Text segment -
● ● ● ● ● ● ●

NDIS review process like Groundhog Day

The NDIS review process is long and baffling for participants, but for lawyers fighting on their behalf it’s a version of Groundhog Day as battles won fail to set precedents. Kylie Stevenson and Tamara Howie report.

Catherine Fielke’s son Mitchell, 3, needs intensive therapies for his Autism and Global Developmental Delay. The Fielke family were travelling from their home in Nhulunbuy to Sydney at $6000 per trip for Mitchell’s treatment, and had to fight for the NDIS to assist with travel costs. Photo: Tamara Howie.

David McGinlay doesn’t mind an argument. For the police officer-turned-lawyer, conflict comes with the territory.

He once spent five months in Iraq training their National Police, where the truck convoy he was travelling in, as well as the base he lived and worked at, were attacked.

But none of his experiences prepared him for the ongoing battles he would face as the Manager for Seniors and Disability Rights Services at Darwin Community Legal Service, where a lot of his work involves appeals advocacy for clients navigating the National Disability Insurance Scheme.

Since he took on the role 18 months ago, MGinlay’s work days have become a version of Groundhog Day, where he repeatedly fights the same battles with the National Disability Insurance Agency (NDIA), which administers the system, while his clients are left in limbo, waiting for decisions on access and funding.

“The biggest impact is on children — it can take the NDIA 12 months to make a decision and that impacts on children’s development — these are things they need now, not in 12 months’ time,” McGinlay says.

Part of the reason for the long delays, he says, is that the NDIA will fight him on applications but usually resolves cases before they reach the Administrative Appeals Tribunal. This means no reasons for a decision are published and no precedent is set.

It means McGinlay has to go through the same process for each client, even if they have a similar condition and set of circumstances.

● ● ● ● ● ● ●

Recorded data -
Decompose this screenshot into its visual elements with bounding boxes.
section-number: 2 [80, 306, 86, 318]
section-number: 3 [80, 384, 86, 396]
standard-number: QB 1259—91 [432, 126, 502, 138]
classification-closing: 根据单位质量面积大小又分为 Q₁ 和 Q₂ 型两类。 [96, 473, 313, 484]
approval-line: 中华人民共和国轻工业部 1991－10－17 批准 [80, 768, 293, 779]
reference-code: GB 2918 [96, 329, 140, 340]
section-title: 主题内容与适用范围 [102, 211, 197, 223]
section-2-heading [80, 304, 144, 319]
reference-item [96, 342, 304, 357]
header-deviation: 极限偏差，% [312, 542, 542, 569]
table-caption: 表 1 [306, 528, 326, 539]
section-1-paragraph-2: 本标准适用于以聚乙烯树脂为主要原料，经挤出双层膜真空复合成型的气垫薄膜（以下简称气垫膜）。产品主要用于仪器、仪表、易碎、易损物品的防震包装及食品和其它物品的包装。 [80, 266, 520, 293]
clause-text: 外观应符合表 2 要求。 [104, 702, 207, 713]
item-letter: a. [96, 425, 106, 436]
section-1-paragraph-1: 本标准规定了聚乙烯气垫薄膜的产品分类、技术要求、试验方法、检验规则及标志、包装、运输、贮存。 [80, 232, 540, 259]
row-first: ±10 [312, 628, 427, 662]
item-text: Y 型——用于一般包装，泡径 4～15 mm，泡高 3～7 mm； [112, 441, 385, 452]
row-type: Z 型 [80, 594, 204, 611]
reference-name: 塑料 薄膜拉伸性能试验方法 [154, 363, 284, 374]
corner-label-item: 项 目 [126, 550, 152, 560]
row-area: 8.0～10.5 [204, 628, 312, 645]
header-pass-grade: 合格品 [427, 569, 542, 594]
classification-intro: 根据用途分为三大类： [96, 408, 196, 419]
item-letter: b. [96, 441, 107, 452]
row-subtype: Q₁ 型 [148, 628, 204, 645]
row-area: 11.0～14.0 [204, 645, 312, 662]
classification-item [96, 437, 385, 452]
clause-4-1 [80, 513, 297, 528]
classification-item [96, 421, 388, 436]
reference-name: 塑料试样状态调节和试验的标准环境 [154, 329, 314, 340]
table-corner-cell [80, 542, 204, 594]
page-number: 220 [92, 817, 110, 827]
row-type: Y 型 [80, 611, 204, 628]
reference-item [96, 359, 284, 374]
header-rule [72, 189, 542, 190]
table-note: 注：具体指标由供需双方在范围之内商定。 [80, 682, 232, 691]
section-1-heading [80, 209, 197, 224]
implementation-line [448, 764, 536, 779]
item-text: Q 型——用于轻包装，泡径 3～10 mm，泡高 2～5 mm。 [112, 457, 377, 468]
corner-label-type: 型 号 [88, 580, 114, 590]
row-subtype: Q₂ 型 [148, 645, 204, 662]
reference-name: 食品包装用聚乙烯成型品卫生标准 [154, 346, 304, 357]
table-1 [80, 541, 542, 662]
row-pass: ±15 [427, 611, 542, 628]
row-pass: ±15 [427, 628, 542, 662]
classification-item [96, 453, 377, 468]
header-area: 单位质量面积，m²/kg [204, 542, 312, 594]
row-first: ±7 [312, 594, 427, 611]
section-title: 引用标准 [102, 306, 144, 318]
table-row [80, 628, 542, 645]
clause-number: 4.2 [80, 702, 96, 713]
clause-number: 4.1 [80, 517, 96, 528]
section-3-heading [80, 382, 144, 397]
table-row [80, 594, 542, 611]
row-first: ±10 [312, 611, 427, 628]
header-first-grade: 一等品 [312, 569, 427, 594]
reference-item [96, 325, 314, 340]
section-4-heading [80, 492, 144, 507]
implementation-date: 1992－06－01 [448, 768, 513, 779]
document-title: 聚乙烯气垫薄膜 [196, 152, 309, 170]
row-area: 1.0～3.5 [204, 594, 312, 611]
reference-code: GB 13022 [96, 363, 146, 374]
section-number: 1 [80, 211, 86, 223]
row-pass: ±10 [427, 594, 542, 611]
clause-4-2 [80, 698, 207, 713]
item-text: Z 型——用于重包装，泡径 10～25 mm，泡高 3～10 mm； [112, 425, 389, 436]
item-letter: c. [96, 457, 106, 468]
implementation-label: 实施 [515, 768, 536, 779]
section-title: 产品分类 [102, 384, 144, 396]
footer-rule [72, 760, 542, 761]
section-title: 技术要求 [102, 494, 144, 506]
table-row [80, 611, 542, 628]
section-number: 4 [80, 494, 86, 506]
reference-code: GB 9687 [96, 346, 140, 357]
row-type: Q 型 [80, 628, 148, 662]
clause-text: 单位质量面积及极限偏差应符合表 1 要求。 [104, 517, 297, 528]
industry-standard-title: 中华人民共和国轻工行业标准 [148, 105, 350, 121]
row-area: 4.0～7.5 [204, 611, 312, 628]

● ● ● ● ● ● ●

Parts of the exercise -
(A) From the NDIS article, print the passage that begins at the words "David McGinlay doesn’t" and stops after "at, were attacked.".
(B) According to the NDIS article, what position does David McGinlay hold at Darwin Community Legal Service?
(C) Using the NDIS article, explain why McGinlay has to go through the same process for each client, even when their circumstances are similar.
The listing has no connection to the NDIS article.

List of solutions -
(A)
David McGinlay doesn’t mind an argument. For the police officer-turned-lawyer, conflict comes with the territory.

He once spent five months in Iraq training their National Police, where the truck convoy he was travelling in, as well as the base he lived and worked at, were attacked.

(B) He is the Manager for Seniors and Disability Rights Services.

(C) The NDIA fights his applications but usually resolves cases before they reach the Administrative Appeals Tribunal. As a result, no reasons for a decision are published and no precedent is set.